» **What this task involves**
Write out the data again in full, exactly as it reads.

** START **

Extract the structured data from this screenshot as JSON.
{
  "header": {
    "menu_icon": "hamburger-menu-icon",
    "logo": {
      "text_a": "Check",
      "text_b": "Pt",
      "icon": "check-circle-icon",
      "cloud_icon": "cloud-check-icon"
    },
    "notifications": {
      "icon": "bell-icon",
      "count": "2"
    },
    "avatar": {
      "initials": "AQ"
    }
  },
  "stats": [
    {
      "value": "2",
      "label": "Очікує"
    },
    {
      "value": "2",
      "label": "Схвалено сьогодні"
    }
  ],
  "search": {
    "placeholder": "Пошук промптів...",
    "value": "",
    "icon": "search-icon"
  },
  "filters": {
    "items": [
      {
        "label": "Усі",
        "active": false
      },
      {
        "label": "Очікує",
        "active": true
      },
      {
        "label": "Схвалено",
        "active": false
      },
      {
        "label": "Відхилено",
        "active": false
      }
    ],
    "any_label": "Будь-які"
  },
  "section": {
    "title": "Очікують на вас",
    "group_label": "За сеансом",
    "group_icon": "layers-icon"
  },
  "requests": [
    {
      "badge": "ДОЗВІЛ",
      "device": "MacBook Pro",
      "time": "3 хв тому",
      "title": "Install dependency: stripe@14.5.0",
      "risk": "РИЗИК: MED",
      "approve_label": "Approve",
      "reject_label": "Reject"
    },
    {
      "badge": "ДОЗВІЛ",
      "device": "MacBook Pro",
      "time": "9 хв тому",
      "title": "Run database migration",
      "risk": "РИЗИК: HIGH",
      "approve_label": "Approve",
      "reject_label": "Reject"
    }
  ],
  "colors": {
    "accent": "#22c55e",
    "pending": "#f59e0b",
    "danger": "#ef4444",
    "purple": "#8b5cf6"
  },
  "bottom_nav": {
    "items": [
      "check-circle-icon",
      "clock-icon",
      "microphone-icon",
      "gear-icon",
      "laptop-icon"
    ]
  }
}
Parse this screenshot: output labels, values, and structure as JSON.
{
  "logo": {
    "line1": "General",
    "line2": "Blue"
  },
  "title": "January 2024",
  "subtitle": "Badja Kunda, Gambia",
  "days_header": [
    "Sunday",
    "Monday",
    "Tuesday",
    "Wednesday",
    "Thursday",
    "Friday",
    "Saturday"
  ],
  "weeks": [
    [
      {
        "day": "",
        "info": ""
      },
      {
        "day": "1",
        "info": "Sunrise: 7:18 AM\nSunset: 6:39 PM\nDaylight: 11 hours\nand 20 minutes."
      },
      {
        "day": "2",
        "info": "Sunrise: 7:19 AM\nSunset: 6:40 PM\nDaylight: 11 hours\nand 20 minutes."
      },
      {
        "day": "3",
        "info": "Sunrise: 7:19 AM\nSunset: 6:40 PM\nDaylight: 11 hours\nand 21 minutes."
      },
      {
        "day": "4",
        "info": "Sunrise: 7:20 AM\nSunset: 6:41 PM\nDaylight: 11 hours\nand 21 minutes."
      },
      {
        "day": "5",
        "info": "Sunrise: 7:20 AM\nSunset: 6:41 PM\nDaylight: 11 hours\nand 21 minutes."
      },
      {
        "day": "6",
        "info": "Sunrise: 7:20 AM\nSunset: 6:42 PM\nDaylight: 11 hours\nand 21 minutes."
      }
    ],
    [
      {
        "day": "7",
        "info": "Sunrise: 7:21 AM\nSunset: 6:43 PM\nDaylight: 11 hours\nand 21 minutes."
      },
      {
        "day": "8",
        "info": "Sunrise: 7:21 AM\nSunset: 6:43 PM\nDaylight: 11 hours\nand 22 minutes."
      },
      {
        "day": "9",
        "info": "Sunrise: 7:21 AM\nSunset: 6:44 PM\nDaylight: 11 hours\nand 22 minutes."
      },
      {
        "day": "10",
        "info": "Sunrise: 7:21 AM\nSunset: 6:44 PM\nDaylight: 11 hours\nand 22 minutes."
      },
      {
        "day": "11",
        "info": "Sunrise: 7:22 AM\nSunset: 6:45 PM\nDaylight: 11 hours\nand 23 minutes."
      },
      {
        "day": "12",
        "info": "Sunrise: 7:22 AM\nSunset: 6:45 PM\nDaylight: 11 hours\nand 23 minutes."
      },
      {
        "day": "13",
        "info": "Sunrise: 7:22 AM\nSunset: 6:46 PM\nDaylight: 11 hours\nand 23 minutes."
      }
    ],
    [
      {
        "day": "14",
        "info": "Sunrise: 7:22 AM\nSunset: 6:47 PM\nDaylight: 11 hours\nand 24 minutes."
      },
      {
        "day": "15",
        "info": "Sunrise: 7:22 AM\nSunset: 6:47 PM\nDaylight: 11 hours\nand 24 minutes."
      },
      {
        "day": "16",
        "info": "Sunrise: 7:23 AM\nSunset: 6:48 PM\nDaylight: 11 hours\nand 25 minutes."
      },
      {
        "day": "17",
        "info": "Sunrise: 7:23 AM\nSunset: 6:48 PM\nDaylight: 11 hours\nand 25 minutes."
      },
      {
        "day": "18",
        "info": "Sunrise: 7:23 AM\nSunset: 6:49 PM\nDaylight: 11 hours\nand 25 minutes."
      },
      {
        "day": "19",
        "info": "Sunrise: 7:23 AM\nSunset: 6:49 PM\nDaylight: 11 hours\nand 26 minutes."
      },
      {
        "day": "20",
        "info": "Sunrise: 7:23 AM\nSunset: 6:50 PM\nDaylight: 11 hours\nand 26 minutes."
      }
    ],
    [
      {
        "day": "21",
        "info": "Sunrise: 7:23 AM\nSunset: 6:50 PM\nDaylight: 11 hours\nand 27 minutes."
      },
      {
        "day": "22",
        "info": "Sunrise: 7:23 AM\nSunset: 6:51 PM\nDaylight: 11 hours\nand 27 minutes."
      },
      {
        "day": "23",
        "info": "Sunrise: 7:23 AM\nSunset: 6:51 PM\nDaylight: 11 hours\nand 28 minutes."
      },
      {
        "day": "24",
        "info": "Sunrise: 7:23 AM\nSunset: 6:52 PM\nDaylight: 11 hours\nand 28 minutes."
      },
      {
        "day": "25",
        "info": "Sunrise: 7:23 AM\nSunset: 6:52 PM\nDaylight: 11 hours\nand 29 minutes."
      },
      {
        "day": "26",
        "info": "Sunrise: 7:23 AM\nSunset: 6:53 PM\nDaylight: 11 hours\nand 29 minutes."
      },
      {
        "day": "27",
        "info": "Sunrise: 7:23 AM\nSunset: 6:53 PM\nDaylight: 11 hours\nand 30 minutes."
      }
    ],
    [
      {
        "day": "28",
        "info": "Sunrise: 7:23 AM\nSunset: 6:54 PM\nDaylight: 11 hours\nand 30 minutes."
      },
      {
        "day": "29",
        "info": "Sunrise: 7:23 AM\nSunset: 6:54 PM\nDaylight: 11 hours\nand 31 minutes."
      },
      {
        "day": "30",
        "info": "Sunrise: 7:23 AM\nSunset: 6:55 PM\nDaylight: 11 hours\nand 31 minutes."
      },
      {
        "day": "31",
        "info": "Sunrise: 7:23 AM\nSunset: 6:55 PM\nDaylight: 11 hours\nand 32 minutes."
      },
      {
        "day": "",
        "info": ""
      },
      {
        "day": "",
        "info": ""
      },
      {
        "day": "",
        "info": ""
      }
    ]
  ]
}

** END **

» **Solved problem**
Extract the structured data from this screenshot as JSON.
{
  "header": {
    "menu_icon": "hamburger-menu-icon",
    "logo": {
      "text_a": "Check",
      "text_b": "Pt",
      "icon": "check-circle-icon",
      "cloud_icon": "cloud-check-icon"
    },
    "notifications": {
      "icon": "bell-icon",
      "count": "2"
    },
    "avatar": {
      "initials": "AQ"
    }
  },
  "stats": [
    {
      "value": "2",
      "label": "Очікує"
    },
    {
      "value": "2",
      "label": "Схвалено сьогодні"
    }
  ],
  "search": {
    "placeholder": "Пошук промптів...",
    "value": "",
    "icon": "search-icon"
  },
  "filters": {
    "items": [
      {
        "label": "Усі",
        "active": false
      },
      {
        "label": "Очікує",
        "active": true
      },
      {
        "label": "Схвалено",
        "active": false
      },
      {
        "label": "Відхилено",
        "active": false
      }
    ],
    "any_label": "Будь-які"
  },
  "section": {
    "title": "Очікують на вас",
    "group_label": "За сеансом",
    "group_icon": "layers-icon"
  },
  "requests": [
    {
      "badge": "ДОЗВІЛ",
      "device": "MacBook Pro",
      "time": "3 хв тому",
      "title": "Install dependency: stripe@14.5.0",
      "risk": "РИЗИК: MED",
      "approve_label": "Approve",
      "reject_label": "Reject"
    },
    {
      "badge": "ДОЗВІЛ",
      "device": "MacBook Pro",
      "time": "9 хв тому",
      "title": "Run database migration",
      "risk": "РИЗИК: HIGH",
      "approve_label": "Approve",
      "reject_label": "Reject"
    }
  ],
  "colors": {
    "accent": "#22c55e",
    "pending": "#f59e0b",
    "danger": "#ef4444",
    "purple": "#8b5cf6"
  },
  "bottom_nav": {
    "items": [
      "check-circle-icon",
      "clock-icon",
      "microphone-icon",
      "gear-icon",
      "laptop-icon"
    ]
  }
}
Parse this screenshot: output labels, values, and structure as JSON.
{
  "logo": {
    "line1": "General",
    "line2": "Blue"
  },
  "title": "January 2024",
  "subtitle": "Badja Kunda, Gambia",
  "days_header": [
    "Sunday",
    "Monday",
    "Tuesday",
    "Wednesday",
    "Thursday",
    "Friday",
    "Saturday"
  ],
  "weeks": [
    [
      {
        "day": "",
        "info": ""
      },
      {
        "day": "1",
        "info": "Sunrise: 7:18 AM\nSunset: 6:39 PM\nDaylight: 11 hours\nand 20 minutes."
      },
      {
        "day": "2",
        "info": "Sunrise: 7:19 AM\nSunset: 6:40 PM\nDaylight: 11 hours\nand 20 minutes."
      },
      {
        "day": "3",
        "info": "Sunrise: 7:19 AM\nSunset: 6:40 PM\nDaylight: 11 hours\nand 21 minutes."
      },
      {
        "day": "4",
        "info": "Sunrise: 7:20 AM\nSunset: 6:41 PM\nDaylight: 11 hours\nand 21 minutes."
      },
      {
        "day": "5",
        "info": "Sunrise: 7:20 AM\nSunset: 6:41 PM\nDaylight: 11 hours\nand 21 minutes."
      },
      {
        "day": "6",
        "info": "Sunrise: 7:20 AM\nSunset: 6:42 PM\nDaylight: 11 hours\nand 21 minutes."
      }
    ],
    [
      {
        "day": "7",
        "info": "Sunrise: 7:21 AM\nSunset: 6:43 PM\nDaylight: 11 hours\nand 21 minutes."
      },
      {
        "day": "8",
        "info": "Sunrise: 7:21 AM\nSunset: 6:43 PM\nDaylight: 11 hours\nand 22 minutes."
      },
      {
        "day": "9",
        "info": "Sunrise: 7:21 AM\nSunset: 6:44 PM\nDaylight: 11 hours\nand 22 minutes."
      },
      {
        "day": "10",
        "info": "Sunrise: 7:21 AM\nSunset: 6:44 PM\nDaylight: 11 hours\nand 22 minutes."
      },
      {
        "day": "11",
        "info": "Sunrise: 7:22 AM\nSunset: 6:45 PM\nDaylight: 11 hours\nand 23 minutes."
      },
      {
        "day": "12",
        "info": "Sunrise: 7:22 AM\nSunset: 6:45 PM\nDaylight: 11 hours\nand 23 minutes."
      },
      {
        "day": "13",
        "info": "Sunrise: 7:22 AM\nSunset: 6:46 PM\nDaylight: 11 hours\nand 23 minutes."
      }
    ],
    [
      {
        "day": "14",
        "info": "Sunrise: 7:22 AM\nSunset: 6:47 PM\nDaylight: 11 hours\nand 24 minutes."
      },
      {
        "day": "15",
        "info": "Sunrise: 7:22 AM\nSunset: 6:47 PM\nDaylight: 11 hours\nand 24 minutes."
      },
      {
        "day": "16",
        "info": "Sunrise: 7:23 AM\nSunset: 6:48 PM\nDaylight: 11 hours\nand 25 minutes."
      },
      {
        "day": "17",
        "info": "Sunrise: 7:23 AM\nSunset: 6:48 PM\nDaylight: 11 hours\nand 25 minutes."
      },
      {
        "day": "18",
        "info": "Sunrise: 7:23 AM\nSunset: 6:49 PM\nDaylight: 11 hours\nand 25 minutes."
      },
      {
        "day": "19",
        "info": "Sunrise: 7:23 AM\nSunset: 6:49 PM\nDaylight: 11 hours\nand 26 minutes."
      },
      {
        "day": "20",
        "info": "Sunrise: 7:23 AM\nSunset: 6:50 PM\nDaylight: 11 hours\nand 26 minutes."
      }
    ],
    [
      {
        "day": "21",
        "info": "Sunrise: 7:23 AM\nSunset: 6:50 PM\nDaylight: 11 hours\nand 27 minutes."
      },
      {
        "day": "22",
        "info": "Sunrise: 7:23 AM\nSunset: 6:51 PM\nDaylight: 11 hours\nand 27 minutes."
      },
      {
        "day": "23",
        "info": "Sunrise: 7:23 AM\nSunset: 6:51 PM\nDaylight: 11 hours\nand 28 minutes."
      },
      {
        "day": "24",
        "info": "Sunrise: 7:23 AM\nSunset: 6:52 PM\nDaylight: 11 hours\nand 28 minutes."
      },
      {
        "day": "25",
        "info": "Sunrise: 7:23 AM\nSunset: 6:52 PM\nDaylight: 11 hours\nand 29 minutes."
      },
      {
        "day": "26",
        "info": "Sunrise: 7:23 AM\nSunset: 6:53 PM\nDaylight: 11 hours\nand 29 minutes."
      },
      {
        "day": "27",
        "info": "Sunrise: 7:23 AM\nSunset: 6:53 PM\nDaylight: 11 hours\nand 30 minutes."
      }
    ],
    [
      {
        "day": "28",
        "info": "Sunrise: 7:23 AM\nSunset: 6:54 PM\nDaylight: 11 hours\nand 30 minutes."
      },
      {
        "day": "29",
        "info": "Sunrise: 7:23 AM\nSunset: 6:54 PM\nDaylight: 11 hours\nand 31 minutes."
      },
      {
        "day": "30",
        "info": "Sunrise: 7:23 AM\nSunset: 6:55 PM\nDaylight: 11 hours\nand 31 minutes."
      },
      {
        "day": "31",
        "info": "Sunrise: 7:23 AM\nSunset: 6:55 PM\nDaylight: 11 hours\nand 32 minutes."
      },
      {
        "day": "",
        "info": ""
      },
      {
        "day": "",
        "info": ""
      },
      {
        "day": "",
        "info": ""
      }
    ]
  ]
}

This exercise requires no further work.